*** Excerpted data Section Begins ***
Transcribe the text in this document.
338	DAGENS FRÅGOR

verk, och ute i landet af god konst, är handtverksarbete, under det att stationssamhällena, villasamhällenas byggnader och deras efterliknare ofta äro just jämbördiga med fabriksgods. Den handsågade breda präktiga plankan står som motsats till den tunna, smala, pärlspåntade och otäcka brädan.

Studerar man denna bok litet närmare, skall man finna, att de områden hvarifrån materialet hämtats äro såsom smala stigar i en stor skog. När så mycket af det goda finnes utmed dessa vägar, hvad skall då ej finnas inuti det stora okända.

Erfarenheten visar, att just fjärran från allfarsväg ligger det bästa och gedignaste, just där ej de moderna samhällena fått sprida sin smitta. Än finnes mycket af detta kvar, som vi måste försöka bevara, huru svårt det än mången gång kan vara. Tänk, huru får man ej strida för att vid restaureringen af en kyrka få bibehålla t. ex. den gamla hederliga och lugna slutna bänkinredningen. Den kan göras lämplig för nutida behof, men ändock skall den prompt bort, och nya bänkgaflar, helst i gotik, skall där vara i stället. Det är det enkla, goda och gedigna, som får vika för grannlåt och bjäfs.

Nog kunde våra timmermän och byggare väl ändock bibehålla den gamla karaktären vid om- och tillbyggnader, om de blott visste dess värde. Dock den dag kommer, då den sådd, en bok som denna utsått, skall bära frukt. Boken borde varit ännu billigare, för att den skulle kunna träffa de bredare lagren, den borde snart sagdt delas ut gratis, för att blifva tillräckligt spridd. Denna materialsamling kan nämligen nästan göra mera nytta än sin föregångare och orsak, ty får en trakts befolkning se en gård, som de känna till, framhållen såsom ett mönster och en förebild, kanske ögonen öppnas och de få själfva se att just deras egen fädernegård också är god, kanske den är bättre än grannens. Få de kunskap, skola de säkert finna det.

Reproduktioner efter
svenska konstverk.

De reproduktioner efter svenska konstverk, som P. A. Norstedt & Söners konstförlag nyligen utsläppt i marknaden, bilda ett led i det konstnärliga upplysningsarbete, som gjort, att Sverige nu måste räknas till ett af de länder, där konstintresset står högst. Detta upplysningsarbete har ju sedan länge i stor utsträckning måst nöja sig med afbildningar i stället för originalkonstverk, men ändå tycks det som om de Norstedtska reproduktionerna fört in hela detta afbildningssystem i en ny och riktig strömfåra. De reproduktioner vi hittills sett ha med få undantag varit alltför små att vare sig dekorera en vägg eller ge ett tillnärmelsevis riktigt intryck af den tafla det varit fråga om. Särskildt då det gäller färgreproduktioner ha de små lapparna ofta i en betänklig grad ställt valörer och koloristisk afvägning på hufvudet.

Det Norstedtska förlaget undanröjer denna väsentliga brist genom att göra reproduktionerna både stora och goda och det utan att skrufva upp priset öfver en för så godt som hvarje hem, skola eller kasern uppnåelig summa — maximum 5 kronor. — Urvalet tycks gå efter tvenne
*** Excerpted data Section Ends ***
**What the task requires**:
Copy out every line in the records where the word "mycket" is found.

**Response to this task**:
Studerar man denna bok litet närmare, skall man finna, att de områden hvarifrån materialet hämtats äro såsom smala stigar i en stor skog. När så mycket af det goda finnes utmed dessa vägar, hvad skall då ej finnas inuti det stora okända.
Erfarenheten visar, att just fjärran från allfarsväg ligger det bästa och gedignaste, just där ej de moderna samhällena fått sprida sin smitta. Än finnes mycket af detta kvar, som vi måste försöka bevara, huru svårt det än mången gång kan vara. Tänk, huru får man ej strida för att vid restaureringen af en kyrka få bibehålla t. ex. den gamla hederliga och lugna slutna bänkinredningen. Den kan göras lämplig för nutida behof, men ändock skall den prompt bort, och nya bänkgaflar, helst i gotik, skall där vara i stället. Det är det enkla, goda och gedigna, som får vika för grannlåt och bjäfs.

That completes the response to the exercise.